[Figure collection entries]
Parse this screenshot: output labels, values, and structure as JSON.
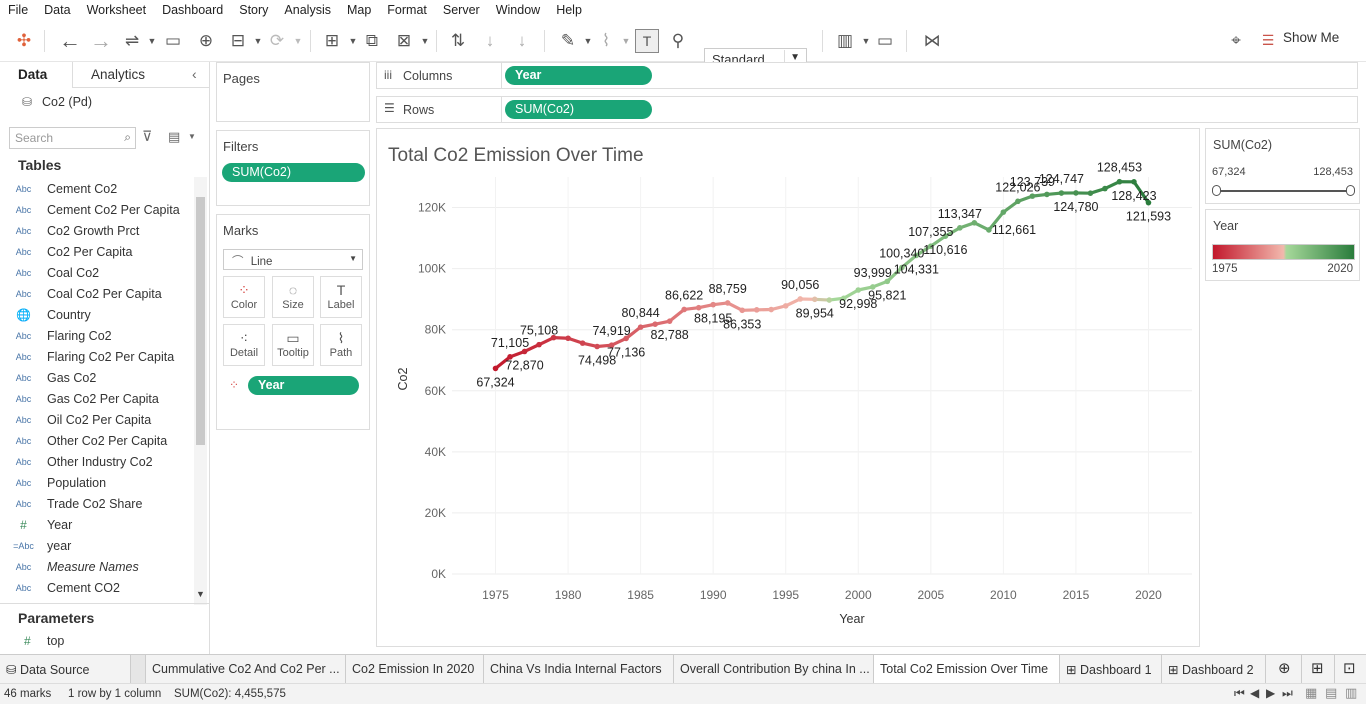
{
  "menu": [
    "File",
    "Data",
    "Worksheet",
    "Dashboard",
    "Story",
    "Analysis",
    "Map",
    "Format",
    "Server",
    "Window",
    "Help"
  ],
  "toolbar": {
    "fit_select": "Standard",
    "show_me": "Show Me"
  },
  "left_panel": {
    "tab_data": "Data",
    "tab_analytics": "Analytics",
    "datasource": "Co2  (Pd)",
    "search_placeholder": "Search",
    "tables_heading": "Tables",
    "fields": [
      {
        "type": "Abc",
        "name": "Cement Co2"
      },
      {
        "type": "Abc",
        "name": "Cement Co2 Per Capita"
      },
      {
        "type": "Abc",
        "name": "Co2 Growth Prct"
      },
      {
        "type": "Abc",
        "name": "Co2 Per Capita"
      },
      {
        "type": "Abc",
        "name": "Coal Co2"
      },
      {
        "type": "Abc",
        "name": "Coal Co2 Per Capita"
      },
      {
        "type": "globe",
        "name": "Country"
      },
      {
        "type": "Abc",
        "name": "Flaring Co2"
      },
      {
        "type": "Abc",
        "name": "Flaring Co2 Per Capita"
      },
      {
        "type": "Abc",
        "name": "Gas Co2"
      },
      {
        "type": "Abc",
        "name": "Gas Co2 Per Capita"
      },
      {
        "type": "Abc",
        "name": "Oil Co2 Per Capita"
      },
      {
        "type": "Abc",
        "name": "Other Co2 Per Capita"
      },
      {
        "type": "Abc",
        "name": "Other Industry Co2"
      },
      {
        "type": "Abc",
        "name": "Population"
      },
      {
        "type": "Abc",
        "name": "Trade Co2 Share"
      },
      {
        "type": "#",
        "name": "Year"
      },
      {
        "type": "=Abc",
        "name": "year"
      },
      {
        "type": "Abc",
        "name": "Measure Names"
      },
      {
        "type": "Abc",
        "name": "Cement CO2"
      }
    ],
    "parameters_heading": "Parameters",
    "parameter": "top"
  },
  "shelves": {
    "pages": "Pages",
    "filters": "Filters",
    "filter_pill": "SUM(Co2)",
    "marks": "Marks",
    "mark_type": "Line",
    "mark_buttons": [
      "Color",
      "Size",
      "Label",
      "Detail",
      "Tooltip",
      "Path"
    ],
    "marks_pill": "Year",
    "columns_label": "Columns",
    "columns_pill": "Year",
    "rows_label": "Rows",
    "rows_pill": "SUM(Co2)"
  },
  "chart_data": {
    "type": "line",
    "title": "Total Co2 Emission Over Time",
    "xlabel": "Year",
    "ylabel": "Co2",
    "xlim": [
      1972,
      2023
    ],
    "ylim": [
      0,
      130000
    ],
    "x_ticks": [
      1975,
      1980,
      1985,
      1990,
      1995,
      2000,
      2005,
      2010,
      2015,
      2020
    ],
    "y_ticks": [
      "0K",
      "20K",
      "40K",
      "60K",
      "80K",
      "100K",
      "120K"
    ],
    "grid": true,
    "color_scale": {
      "low": "#c2182c",
      "mid": "#f2b8ad",
      "high_light": "#a6d89a",
      "high": "#2a7c3c"
    },
    "points": [
      {
        "x": 1975,
        "y": 67324
      },
      {
        "x": 1976,
        "y": 71105
      },
      {
        "x": 1977,
        "y": 72870
      },
      {
        "x": 1978,
        "y": 75108
      },
      {
        "x": 1979,
        "y": 77400
      },
      {
        "x": 1980,
        "y": 77200
      },
      {
        "x": 1981,
        "y": 75600
      },
      {
        "x": 1982,
        "y": 74498
      },
      {
        "x": 1983,
        "y": 74919
      },
      {
        "x": 1984,
        "y": 77136
      },
      {
        "x": 1985,
        "y": 80844
      },
      {
        "x": 1986,
        "y": 81800
      },
      {
        "x": 1987,
        "y": 82788
      },
      {
        "x": 1988,
        "y": 86622
      },
      {
        "x": 1989,
        "y": 87200
      },
      {
        "x": 1990,
        "y": 88195
      },
      {
        "x": 1991,
        "y": 88759
      },
      {
        "x": 1992,
        "y": 86353
      },
      {
        "x": 1993,
        "y": 86500
      },
      {
        "x": 1994,
        "y": 86600
      },
      {
        "x": 1995,
        "y": 87800
      },
      {
        "x": 1996,
        "y": 90056
      },
      {
        "x": 1997,
        "y": 89954
      },
      {
        "x": 1998,
        "y": 89700
      },
      {
        "x": 1999,
        "y": 90300
      },
      {
        "x": 2000,
        "y": 92998
      },
      {
        "x": 2001,
        "y": 93999
      },
      {
        "x": 2002,
        "y": 95821
      },
      {
        "x": 2003,
        "y": 100340
      },
      {
        "x": 2004,
        "y": 104331
      },
      {
        "x": 2005,
        "y": 107355
      },
      {
        "x": 2006,
        "y": 110616
      },
      {
        "x": 2007,
        "y": 113347
      },
      {
        "x": 2008,
        "y": 115000
      },
      {
        "x": 2009,
        "y": 112661
      },
      {
        "x": 2010,
        "y": 118500
      },
      {
        "x": 2011,
        "y": 122026
      },
      {
        "x": 2012,
        "y": 123739
      },
      {
        "x": 2013,
        "y": 124300
      },
      {
        "x": 2014,
        "y": 124747
      },
      {
        "x": 2015,
        "y": 124780
      },
      {
        "x": 2016,
        "y": 124700
      },
      {
        "x": 2017,
        "y": 126200
      },
      {
        "x": 2018,
        "y": 128453
      },
      {
        "x": 2019,
        "y": 128423
      },
      {
        "x": 2020,
        "y": 121593
      }
    ],
    "labels": [
      {
        "x": 1975,
        "text": "67,324",
        "pos": "below"
      },
      {
        "x": 1976,
        "text": "71,105",
        "pos": "above"
      },
      {
        "x": 1977,
        "text": "72,870",
        "pos": "below"
      },
      {
        "x": 1978,
        "text": "75,108",
        "pos": "above"
      },
      {
        "x": 1982,
        "text": "74,498",
        "pos": "below"
      },
      {
        "x": 1983,
        "text": "74,919",
        "pos": "above"
      },
      {
        "x": 1984,
        "text": "77,136",
        "pos": "below"
      },
      {
        "x": 1985,
        "text": "80,844",
        "pos": "above"
      },
      {
        "x": 1987,
        "text": "82,788",
        "pos": "below"
      },
      {
        "x": 1988,
        "text": "86,622",
        "pos": "above"
      },
      {
        "x": 1990,
        "text": "88,195",
        "pos": "below"
      },
      {
        "x": 1991,
        "text": "88,759",
        "pos": "above"
      },
      {
        "x": 1992,
        "text": "86,353",
        "pos": "below"
      },
      {
        "x": 1996,
        "text": "90,056",
        "pos": "above"
      },
      {
        "x": 1997,
        "text": "89,954",
        "pos": "below"
      },
      {
        "x": 2000,
        "text": "92,998",
        "pos": "below"
      },
      {
        "x": 2001,
        "text": "93,999",
        "pos": "above"
      },
      {
        "x": 2002,
        "text": "95,821",
        "pos": "below"
      },
      {
        "x": 2003,
        "text": "100,340",
        "pos": "above"
      },
      {
        "x": 2004,
        "text": "104,331",
        "pos": "below"
      },
      {
        "x": 2005,
        "text": "107,355",
        "pos": "above"
      },
      {
        "x": 2006,
        "text": "110,616",
        "pos": "below"
      },
      {
        "x": 2007,
        "text": "113,347",
        "pos": "above"
      },
      {
        "x": 2009,
        "text": "112,661",
        "pos": "right"
      },
      {
        "x": 2011,
        "text": "122,026",
        "pos": "above"
      },
      {
        "x": 2012,
        "text": "123,739",
        "pos": "above"
      },
      {
        "x": 2014,
        "text": "124,747",
        "pos": "above"
      },
      {
        "x": 2015,
        "text": "124,780",
        "pos": "below"
      },
      {
        "x": 2018,
        "text": "128,453",
        "pos": "above"
      },
      {
        "x": 2019,
        "text": "128,423",
        "pos": "below"
      },
      {
        "x": 2020,
        "text": "121,593",
        "pos": "below"
      }
    ]
  },
  "legend_sum": {
    "title": "SUM(Co2)",
    "min": "67,324",
    "max": "128,453"
  },
  "legend_year": {
    "title": "Year",
    "min": "1975",
    "max": "2020"
  },
  "sheet_tabs": [
    {
      "label": "Data Source",
      "icon": "database-icon"
    },
    {
      "label": "Cummulative Co2 And Co2 Per ..."
    },
    {
      "label": "Co2 Emission In 2020"
    },
    {
      "label": "China Vs India Internal Factors"
    },
    {
      "label": "Overall Contribution By china In ..."
    },
    {
      "label": "Total Co2 Emission Over Time",
      "active": true
    },
    {
      "label": "Dashboard 1",
      "icon": "dashboard-icon"
    },
    {
      "label": "Dashboard 2",
      "icon": "dashboard-icon"
    }
  ],
  "status": {
    "marks": "46 marks",
    "layout": "1 row by 1 column",
    "sum": "SUM(Co2): 4,455,575"
  }
}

- **Job**: Scan the material above. Copy each line that holds the word "Emission".

- **Solution for this task**:
    "title": "Total Co2 Emission Over Time",
      "label": "Co2 Emission In 2020"
      "label": "Total Co2 Emission Over Time",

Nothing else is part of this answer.